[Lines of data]

════════════════

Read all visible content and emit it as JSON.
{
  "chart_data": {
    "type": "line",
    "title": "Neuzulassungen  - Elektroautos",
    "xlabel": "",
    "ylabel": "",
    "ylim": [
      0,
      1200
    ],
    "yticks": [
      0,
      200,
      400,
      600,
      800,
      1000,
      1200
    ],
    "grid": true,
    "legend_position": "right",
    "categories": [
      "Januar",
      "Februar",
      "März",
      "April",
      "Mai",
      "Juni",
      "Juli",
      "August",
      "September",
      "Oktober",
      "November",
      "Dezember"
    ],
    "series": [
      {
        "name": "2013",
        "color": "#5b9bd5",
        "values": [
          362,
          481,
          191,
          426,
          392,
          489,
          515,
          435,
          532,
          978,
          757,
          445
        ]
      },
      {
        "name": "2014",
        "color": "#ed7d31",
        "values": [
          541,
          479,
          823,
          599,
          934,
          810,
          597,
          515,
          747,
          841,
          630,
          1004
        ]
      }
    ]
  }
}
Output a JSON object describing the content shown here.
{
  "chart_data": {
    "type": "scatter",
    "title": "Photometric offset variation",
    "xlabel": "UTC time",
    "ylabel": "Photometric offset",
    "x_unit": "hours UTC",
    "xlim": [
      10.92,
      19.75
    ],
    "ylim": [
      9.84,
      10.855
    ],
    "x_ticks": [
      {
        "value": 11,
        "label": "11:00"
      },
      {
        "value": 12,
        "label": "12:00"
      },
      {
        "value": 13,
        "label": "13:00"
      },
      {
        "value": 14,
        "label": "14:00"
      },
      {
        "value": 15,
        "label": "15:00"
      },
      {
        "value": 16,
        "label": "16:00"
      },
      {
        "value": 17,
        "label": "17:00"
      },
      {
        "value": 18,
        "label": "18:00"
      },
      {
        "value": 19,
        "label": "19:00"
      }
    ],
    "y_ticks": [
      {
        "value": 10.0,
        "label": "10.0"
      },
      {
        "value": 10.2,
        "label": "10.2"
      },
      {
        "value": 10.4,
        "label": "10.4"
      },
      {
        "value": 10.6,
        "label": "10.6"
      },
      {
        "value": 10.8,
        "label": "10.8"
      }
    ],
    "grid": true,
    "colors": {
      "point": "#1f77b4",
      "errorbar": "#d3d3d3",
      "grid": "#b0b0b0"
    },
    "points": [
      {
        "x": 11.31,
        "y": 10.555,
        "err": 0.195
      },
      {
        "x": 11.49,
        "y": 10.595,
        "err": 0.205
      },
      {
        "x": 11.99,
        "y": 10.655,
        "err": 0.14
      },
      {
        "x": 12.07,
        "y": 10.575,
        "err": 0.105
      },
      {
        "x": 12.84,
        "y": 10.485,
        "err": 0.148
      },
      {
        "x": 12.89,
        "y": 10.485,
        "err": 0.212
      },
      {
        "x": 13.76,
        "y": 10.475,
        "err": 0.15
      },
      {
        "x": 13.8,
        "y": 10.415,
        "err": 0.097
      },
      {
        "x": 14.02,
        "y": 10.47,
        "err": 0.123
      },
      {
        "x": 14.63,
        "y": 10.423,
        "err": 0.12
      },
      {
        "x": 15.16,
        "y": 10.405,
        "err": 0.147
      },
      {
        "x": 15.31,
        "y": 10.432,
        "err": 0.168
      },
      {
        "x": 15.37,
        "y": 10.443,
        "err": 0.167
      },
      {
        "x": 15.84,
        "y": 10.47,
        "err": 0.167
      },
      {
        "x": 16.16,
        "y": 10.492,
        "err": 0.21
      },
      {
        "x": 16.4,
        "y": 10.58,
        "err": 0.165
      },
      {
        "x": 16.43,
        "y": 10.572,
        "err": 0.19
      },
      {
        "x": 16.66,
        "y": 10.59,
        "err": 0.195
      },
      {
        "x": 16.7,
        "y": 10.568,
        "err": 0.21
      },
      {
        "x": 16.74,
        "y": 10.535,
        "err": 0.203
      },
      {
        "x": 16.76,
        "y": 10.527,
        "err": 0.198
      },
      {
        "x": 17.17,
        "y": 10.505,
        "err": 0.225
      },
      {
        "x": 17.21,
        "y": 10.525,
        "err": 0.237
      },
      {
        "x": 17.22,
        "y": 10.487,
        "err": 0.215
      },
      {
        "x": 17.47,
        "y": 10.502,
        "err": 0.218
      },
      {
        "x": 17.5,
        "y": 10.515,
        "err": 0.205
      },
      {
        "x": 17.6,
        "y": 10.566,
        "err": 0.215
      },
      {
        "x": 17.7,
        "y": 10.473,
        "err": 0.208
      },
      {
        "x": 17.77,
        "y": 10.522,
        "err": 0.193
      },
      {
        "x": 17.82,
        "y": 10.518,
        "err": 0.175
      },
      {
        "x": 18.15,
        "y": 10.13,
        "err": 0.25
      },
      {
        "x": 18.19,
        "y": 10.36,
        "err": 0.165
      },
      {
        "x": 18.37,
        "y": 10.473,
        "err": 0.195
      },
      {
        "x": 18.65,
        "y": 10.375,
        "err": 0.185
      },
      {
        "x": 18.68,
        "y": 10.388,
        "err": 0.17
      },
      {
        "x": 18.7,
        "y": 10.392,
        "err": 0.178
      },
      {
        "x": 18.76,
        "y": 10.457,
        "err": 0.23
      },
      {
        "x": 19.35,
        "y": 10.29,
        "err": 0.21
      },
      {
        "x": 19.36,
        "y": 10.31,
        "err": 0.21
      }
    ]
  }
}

════════════════

* [What the task requires]
Give only the number of lines in the data that include the string "JSON".

* [Solution for this exercise]
2